Return each line of the data below exactly, omitting any pictures.

### Entries supplied
:::::

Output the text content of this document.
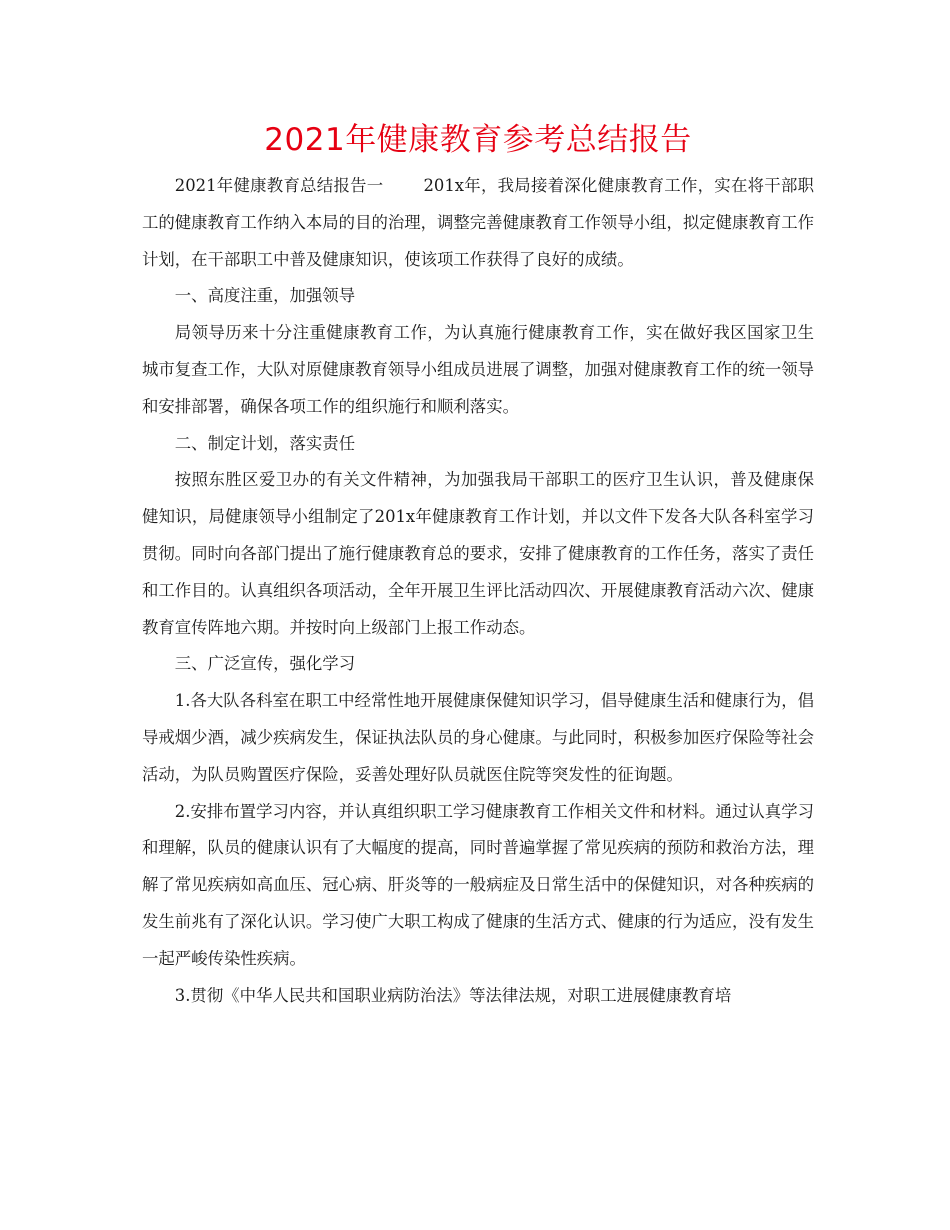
2021年健康教育参考总结报告

2021年健康教育总结报告一 201x年，我局接着深化健康教育工作，实在将干部职工的健康教育工作纳入本局的目的治理，调整完善健康教育工作领导小组，拟定健康教育工作计划，在干部职工中普及健康知识，使该项工作获得了良好的成绩。

一、高度注重，加强领导

局领导历来十分注重健康教育工作，为认真施行健康教育工作，实在做好我区国家卫生城市复查工作，大队对原健康教育领导小组成员进展了调整，加强对健康教育工作的统一领导和安排部署，确保各项工作的组织施行和顺利落实。

二、制定计划，落实责任

按照东胜区爱卫办的有关文件精神，为加强我局干部职工的医疗卫生认识，普及健康保健知识，局健康领导小组制定了201x年健康教育工作计划，并以文件下发各大队各科室学习贯彻。同时向各部门提出了施行健康教育总的要求，安排了健康教育的工作任务，落实了责任和工作目的。认真组织各项活动，全年开展卫生评比活动四次、开展健康教育活动六次、健康教育宣传阵地六期。并按时向上级部门上报工作动态。

三、广泛宣传，强化学习

1.各大队各科室在职工中经常性地开展健康保健知识学习，倡导健康生活和健康行为，倡导戒烟少酒，减少疾病发生，保证执法队员的身心健康。与此同时，积极参加医疗保险等社会活动，为队员购置医疗保险，妥善处理好队员就医住院等突发性的征询题。

2.安排布置学习内容，并认真组织职工学习健康教育工作相关文件和材料。通过认真学习和理解，队员的健康认识有了大幅度的提高，同时普遍掌握了常见疾病的预防和救治方法，理解了常见疾病如高血压、冠心病、肝炎等的一般病症及日常生活中的保健知识，对各种疾病的发生前兆有了深化认识。学习使广大职工构成了健康的生活方式、健康的行为适应，没有发生一起严峻传染性疾病。

3.贯彻《中华人民共和国职业病防治法》等法律法规，对职工进展健康教育培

:::::

### Written solution
Output the text content of this document.
2021年健康教育参考总结报告

2021年健康教育总结报告一 201x年，我局接着深化健康教育工作，实在将干部职工的健康教育工作纳入本局的目的治理，调整完善健康教育工作领导小组，拟定健康教育工作计划，在干部职工中普及健康知识，使该项工作获得了良好的成绩。

一、高度注重，加强领导

局领导历来十分注重健康教育工作，为认真施行健康教育工作，实在做好我区国家卫生城市复查工作，大队对原健康教育领导小组成员进展了调整，加强对健康教育工作的统一领导和安排部署，确保各项工作的组织施行和顺利落实。

二、制定计划，落实责任

按照东胜区爱卫办的有关文件精神，为加强我局干部职工的医疗卫生认识，普及健康保健知识，局健康领导小组制定了201x年健康教育工作计划，并以文件下发各大队各科室学习贯彻。同时向各部门提出了施行健康教育总的要求，安排了健康教育的工作任务，落实了责任和工作目的。认真组织各项活动，全年开展卫生评比活动四次、开展健康教育活动六次、健康教育宣传阵地六期。并按时向上级部门上报工作动态。

三、广泛宣传，强化学习

1.各大队各科室在职工中经常性地开展健康保健知识学习，倡导健康生活和健康行为，倡导戒烟少酒，减少疾病发生，保证执法队员的身心健康。与此同时，积极参加医疗保险等社会活动，为队员购置医疗保险，妥善处理好队员就医住院等突发性的征询题。

2.安排布置学习内容，并认真组织职工学习健康教育工作相关文件和材料。通过认真学习和理解，队员的健康认识有了大幅度的提高，同时普遍掌握了常见疾病的预防和救治方法，理解了常见疾病如高血压、冠心病、肝炎等的一般病症及日常生活中的保健知识，对各种疾病的发生前兆有了深化认识。学习使广大职工构成了健康的生活方式、健康的行为适应，没有发生一起严峻传染性疾病。

3.贯彻《中华人民共和国职业病防治法》等法律法规，对职工进展健康教育培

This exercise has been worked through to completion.